** Requirements **
Pick out the lines below that include the string "deactivated".

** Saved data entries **
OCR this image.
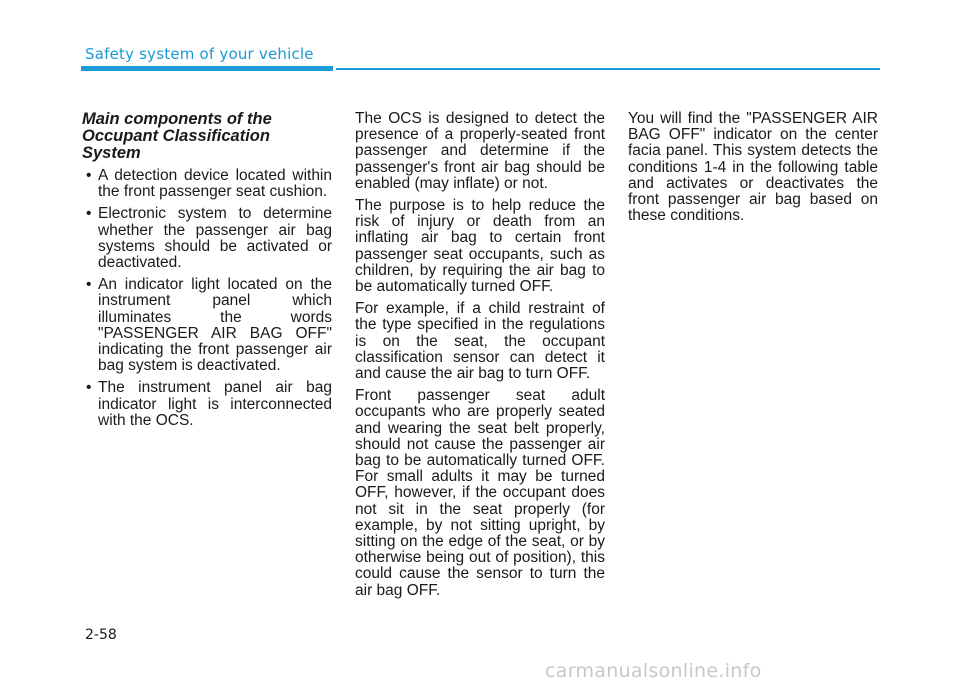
Safety system of your vehicle
Main components of the
Occupant Classification System
• A detection device located within the front passenger seat cushion.
• Electronic system to determine whether the passenger air bag systems should be activated or deactivated.
• An indicator light located on the instrument panel which illuminates the words "PASSENGER AIR BAG OFF" indicating the front passenger air bag system is deactivated.
• The instrument panel air bag indicator light is interconnected with the OCS.

The OCS is designed to detect the presence of a properly-seated front passenger and determine if the passenger's front air bag should be enabled (may inflate) or not.

The purpose is to help reduce the risk of injury or death from an inflating air bag to certain front passenger seat occupants, such as children, by requiring the air bag to be automatically turned OFF.

For example, if a child restraint of the type specified in the regulations is on the seat, the occupant classification sensor can detect it and cause the air bag to turn OFF.

Front passenger seat adult occupants who are properly seated and wearing the seat belt properly, should not cause the passenger air bag to be automatically turned OFF. For small adults it may be turned OFF, however, if the occupant does not sit in the seat properly (for example, by not sitting upright, by sitting on the edge of the seat, or by otherwise being out of position), this could cause the sensor to turn the air bag OFF.

You will find the "PASSENGER AIR BAG OFF" indicator on the center facia panel. This system detects the conditions 1-4 in the following table and activates or deactivates the front passenger air bag based on these conditions.

2-58
carmanualsonline.info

** Worked answer **
• Electronic system to determine whether the passenger air bag systems should be activated or deactivated.
• An indicator light located on the instrument panel which illuminates the words "PASSENGER AIR BAG OFF" indicating the front passenger air bag system is deactivated.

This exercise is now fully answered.